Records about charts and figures

Begin

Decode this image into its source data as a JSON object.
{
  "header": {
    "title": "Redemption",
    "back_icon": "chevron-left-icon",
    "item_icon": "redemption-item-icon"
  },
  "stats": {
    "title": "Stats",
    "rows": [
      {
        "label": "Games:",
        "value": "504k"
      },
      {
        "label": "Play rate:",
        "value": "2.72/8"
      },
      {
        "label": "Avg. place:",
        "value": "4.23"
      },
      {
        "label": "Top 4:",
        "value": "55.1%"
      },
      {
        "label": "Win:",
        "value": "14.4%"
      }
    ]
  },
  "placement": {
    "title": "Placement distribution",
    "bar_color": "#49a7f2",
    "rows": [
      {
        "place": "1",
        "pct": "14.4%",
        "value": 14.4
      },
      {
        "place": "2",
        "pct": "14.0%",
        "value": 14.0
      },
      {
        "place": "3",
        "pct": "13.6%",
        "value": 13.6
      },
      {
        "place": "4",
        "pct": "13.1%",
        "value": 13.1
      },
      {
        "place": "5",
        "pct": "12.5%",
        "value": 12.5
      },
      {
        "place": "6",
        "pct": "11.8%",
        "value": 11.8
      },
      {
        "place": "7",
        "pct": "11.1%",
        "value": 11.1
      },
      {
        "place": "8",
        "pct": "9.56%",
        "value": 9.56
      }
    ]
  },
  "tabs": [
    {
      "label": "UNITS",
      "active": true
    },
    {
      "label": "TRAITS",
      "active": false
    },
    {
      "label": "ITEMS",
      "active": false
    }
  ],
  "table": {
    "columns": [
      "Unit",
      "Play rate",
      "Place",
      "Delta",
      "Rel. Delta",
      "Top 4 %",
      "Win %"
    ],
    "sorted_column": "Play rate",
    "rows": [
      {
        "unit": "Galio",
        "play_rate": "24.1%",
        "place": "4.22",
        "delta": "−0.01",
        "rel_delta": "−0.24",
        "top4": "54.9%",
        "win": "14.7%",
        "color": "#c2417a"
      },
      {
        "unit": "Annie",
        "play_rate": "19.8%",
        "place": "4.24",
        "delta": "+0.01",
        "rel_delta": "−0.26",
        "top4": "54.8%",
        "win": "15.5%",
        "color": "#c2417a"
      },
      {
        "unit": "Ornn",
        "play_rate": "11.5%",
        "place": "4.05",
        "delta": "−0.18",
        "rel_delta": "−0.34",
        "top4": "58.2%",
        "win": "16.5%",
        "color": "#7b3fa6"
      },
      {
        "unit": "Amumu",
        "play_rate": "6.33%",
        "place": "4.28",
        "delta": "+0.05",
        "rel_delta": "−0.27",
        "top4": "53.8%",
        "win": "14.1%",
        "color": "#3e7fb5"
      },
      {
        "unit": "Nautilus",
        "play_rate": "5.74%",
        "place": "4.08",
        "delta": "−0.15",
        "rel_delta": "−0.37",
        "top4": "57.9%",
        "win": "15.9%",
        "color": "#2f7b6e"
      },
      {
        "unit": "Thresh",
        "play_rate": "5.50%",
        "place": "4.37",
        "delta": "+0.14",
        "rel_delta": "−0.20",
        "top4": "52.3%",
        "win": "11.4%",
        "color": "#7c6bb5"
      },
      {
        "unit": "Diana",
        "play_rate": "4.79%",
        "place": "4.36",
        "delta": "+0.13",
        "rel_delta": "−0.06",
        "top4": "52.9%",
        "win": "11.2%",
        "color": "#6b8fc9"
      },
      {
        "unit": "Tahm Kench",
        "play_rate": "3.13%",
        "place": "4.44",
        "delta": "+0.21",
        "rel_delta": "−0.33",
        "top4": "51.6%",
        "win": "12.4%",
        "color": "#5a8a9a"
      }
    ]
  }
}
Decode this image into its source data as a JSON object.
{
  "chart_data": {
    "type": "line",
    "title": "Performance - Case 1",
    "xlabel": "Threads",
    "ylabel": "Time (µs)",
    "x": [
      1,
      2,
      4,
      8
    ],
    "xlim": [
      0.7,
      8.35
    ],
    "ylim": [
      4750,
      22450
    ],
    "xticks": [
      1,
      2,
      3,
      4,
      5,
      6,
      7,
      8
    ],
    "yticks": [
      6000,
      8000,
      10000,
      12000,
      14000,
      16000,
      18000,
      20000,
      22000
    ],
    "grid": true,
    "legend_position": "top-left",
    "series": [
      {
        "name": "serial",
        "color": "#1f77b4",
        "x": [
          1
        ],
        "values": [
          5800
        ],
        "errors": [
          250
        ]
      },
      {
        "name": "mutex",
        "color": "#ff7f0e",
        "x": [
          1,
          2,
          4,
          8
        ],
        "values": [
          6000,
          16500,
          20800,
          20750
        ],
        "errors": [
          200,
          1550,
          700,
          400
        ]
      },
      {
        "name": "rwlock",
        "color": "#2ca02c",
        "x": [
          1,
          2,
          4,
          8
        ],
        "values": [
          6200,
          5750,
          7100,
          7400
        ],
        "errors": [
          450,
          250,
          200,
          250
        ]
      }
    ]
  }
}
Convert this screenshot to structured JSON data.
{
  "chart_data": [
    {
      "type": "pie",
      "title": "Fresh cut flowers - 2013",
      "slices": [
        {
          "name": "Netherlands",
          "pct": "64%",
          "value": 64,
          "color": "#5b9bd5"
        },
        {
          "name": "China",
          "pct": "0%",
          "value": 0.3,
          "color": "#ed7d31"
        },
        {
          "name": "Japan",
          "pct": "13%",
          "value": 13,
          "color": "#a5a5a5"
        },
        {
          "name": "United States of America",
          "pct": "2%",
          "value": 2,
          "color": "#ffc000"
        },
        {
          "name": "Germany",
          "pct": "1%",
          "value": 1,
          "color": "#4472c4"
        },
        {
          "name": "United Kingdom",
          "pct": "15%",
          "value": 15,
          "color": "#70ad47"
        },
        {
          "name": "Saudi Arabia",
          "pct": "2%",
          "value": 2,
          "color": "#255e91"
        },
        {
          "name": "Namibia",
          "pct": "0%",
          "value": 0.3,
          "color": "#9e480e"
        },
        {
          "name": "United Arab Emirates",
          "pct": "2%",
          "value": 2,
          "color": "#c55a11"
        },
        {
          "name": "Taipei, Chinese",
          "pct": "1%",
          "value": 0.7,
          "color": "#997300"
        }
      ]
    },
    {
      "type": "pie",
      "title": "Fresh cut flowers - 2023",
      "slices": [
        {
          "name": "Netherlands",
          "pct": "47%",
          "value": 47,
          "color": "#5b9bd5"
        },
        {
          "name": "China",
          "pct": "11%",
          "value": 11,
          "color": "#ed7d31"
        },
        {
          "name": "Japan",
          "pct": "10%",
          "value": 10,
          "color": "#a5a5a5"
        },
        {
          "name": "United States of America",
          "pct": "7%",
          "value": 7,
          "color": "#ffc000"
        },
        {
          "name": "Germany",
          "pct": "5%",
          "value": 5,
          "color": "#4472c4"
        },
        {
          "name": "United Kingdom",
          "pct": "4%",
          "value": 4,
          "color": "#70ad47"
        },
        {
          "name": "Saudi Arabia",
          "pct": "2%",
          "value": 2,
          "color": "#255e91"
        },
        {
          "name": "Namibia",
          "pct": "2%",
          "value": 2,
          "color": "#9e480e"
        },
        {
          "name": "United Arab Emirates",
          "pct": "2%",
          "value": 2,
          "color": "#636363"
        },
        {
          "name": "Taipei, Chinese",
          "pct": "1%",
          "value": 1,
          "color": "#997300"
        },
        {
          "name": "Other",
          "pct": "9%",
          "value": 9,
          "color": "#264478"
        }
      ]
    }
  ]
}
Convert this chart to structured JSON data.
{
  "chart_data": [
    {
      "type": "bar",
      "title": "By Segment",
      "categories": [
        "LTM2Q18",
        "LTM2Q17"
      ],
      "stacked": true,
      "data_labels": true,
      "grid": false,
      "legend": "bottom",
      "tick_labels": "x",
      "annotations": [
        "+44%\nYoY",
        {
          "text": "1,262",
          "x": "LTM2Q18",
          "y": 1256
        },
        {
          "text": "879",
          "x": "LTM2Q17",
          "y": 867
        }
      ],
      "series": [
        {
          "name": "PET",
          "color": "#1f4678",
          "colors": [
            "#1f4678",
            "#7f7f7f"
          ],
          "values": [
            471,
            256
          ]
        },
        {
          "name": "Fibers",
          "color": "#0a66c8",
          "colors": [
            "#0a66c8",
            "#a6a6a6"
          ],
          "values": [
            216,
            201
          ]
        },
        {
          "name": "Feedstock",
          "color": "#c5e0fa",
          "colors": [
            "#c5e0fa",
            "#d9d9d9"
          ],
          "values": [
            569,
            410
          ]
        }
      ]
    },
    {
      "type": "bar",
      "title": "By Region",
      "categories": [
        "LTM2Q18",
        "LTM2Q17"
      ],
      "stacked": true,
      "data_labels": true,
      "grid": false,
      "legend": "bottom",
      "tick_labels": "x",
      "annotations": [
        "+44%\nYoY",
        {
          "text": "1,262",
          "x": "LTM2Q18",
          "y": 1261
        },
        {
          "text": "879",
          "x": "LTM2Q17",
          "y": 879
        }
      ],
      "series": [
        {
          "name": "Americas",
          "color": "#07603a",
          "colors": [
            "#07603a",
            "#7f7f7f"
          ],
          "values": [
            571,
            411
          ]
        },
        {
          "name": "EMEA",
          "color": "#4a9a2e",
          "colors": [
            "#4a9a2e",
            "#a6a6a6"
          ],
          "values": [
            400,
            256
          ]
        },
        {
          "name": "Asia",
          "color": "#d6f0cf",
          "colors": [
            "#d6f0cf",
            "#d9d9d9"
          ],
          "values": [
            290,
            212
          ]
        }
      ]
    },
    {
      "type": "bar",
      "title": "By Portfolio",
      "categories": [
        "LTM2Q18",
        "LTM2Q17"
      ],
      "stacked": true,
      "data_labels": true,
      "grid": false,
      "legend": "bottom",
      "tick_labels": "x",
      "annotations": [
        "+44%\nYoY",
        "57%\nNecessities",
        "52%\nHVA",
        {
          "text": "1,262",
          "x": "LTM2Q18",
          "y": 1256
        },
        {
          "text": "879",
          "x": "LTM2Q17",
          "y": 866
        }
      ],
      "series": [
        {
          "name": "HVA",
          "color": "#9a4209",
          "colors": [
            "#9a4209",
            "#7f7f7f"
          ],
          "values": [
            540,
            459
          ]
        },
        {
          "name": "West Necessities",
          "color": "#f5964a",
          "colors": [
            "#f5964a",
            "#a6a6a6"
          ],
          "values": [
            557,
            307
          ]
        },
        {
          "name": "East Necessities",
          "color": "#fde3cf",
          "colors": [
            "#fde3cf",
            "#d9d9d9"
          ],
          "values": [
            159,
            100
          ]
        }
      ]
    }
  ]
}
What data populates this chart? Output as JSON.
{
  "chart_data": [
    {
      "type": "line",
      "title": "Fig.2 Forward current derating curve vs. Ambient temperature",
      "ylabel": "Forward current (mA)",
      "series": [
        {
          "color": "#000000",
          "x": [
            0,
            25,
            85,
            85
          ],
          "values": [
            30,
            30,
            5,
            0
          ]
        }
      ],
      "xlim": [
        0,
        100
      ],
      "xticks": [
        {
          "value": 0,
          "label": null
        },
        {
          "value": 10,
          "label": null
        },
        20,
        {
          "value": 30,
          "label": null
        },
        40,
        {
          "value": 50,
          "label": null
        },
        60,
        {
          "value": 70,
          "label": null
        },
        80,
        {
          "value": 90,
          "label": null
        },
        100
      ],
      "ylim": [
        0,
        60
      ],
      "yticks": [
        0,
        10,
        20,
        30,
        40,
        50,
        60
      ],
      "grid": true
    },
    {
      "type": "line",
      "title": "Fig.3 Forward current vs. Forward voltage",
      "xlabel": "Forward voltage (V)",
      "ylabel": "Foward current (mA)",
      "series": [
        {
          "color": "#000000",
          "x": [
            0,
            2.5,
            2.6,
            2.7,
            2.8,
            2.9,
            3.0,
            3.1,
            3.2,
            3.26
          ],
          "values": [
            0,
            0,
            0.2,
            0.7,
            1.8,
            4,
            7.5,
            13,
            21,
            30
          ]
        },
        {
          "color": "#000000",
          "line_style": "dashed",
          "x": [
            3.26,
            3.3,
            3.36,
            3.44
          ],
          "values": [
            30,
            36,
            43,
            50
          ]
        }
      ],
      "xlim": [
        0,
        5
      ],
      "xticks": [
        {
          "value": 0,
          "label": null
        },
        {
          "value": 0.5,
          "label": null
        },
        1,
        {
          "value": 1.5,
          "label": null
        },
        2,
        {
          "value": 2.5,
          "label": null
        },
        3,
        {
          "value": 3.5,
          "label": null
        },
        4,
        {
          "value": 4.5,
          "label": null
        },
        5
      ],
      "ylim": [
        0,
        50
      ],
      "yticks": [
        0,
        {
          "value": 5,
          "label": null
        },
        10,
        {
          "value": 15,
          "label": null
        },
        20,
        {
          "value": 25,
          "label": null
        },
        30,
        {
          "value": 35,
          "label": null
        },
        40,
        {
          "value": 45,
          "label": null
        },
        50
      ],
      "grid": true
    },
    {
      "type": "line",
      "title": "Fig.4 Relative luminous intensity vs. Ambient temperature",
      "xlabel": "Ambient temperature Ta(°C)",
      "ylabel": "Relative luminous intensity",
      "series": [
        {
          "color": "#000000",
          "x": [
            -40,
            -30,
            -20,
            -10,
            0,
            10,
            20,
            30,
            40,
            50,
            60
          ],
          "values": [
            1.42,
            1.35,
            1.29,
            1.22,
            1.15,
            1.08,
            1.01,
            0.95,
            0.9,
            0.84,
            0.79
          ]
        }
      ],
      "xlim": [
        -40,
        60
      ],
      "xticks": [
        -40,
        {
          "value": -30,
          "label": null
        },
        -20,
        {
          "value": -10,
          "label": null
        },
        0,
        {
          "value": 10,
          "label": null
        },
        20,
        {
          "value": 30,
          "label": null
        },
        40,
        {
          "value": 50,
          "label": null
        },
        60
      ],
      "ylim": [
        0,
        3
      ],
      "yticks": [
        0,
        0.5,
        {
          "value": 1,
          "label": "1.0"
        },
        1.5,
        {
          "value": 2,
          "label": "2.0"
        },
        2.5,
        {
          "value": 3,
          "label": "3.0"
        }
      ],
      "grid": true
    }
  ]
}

End

Locate all lines in the listing above with the word "luminous". Copy them.

#### Written response:
      "title": "Fig.4 Relative luminous intensity vs. Ambient temperature",
      "ylabel": "Relative luminous intensity",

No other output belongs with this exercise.